▸ Record excerpts:
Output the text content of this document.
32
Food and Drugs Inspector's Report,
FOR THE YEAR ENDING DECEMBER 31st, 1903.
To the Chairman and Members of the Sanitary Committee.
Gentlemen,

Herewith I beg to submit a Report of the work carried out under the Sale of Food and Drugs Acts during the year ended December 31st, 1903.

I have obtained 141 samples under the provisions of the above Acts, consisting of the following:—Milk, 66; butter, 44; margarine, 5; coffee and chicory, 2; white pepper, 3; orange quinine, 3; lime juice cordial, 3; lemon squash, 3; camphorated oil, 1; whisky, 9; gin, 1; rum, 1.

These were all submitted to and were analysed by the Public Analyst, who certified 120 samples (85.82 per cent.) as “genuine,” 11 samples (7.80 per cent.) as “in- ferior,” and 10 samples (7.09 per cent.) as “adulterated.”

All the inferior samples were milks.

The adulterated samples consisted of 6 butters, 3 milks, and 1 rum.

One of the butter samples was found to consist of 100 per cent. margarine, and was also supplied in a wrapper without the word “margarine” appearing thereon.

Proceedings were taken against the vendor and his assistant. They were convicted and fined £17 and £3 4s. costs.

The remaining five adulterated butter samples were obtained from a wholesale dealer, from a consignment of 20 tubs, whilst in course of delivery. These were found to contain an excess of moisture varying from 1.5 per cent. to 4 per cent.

---

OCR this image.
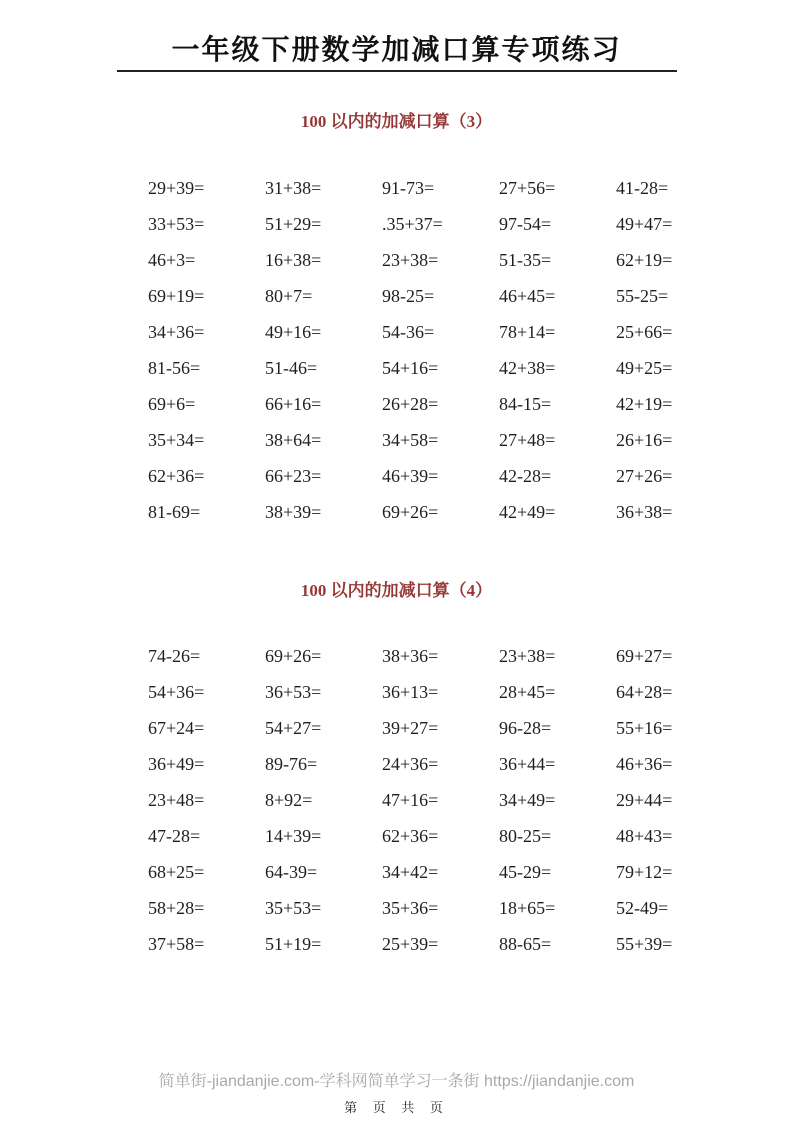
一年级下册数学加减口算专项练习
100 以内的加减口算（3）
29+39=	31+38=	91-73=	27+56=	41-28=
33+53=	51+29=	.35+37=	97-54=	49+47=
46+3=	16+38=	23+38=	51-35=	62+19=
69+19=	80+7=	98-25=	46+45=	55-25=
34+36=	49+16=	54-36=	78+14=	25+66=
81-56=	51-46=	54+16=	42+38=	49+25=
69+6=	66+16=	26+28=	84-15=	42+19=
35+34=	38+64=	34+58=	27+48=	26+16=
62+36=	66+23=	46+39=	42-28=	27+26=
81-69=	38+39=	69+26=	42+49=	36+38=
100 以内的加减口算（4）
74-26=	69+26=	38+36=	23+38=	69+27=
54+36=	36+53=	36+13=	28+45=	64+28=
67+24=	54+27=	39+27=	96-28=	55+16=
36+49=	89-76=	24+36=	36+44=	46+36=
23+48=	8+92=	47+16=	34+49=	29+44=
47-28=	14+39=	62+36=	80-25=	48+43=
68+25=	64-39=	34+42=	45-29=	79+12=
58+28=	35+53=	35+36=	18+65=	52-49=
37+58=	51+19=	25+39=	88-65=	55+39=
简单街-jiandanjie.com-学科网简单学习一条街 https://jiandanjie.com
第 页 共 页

▸ What you have to do: Scan the records above for the string "Drugs", then select every line that holds it.

▸ Exercise answer:
Food and Drugs Inspector's Report,
Herewith I beg to submit a Report of the work carried out under the Sale of Food and Drugs Acts during the year ended December 31st, 1903.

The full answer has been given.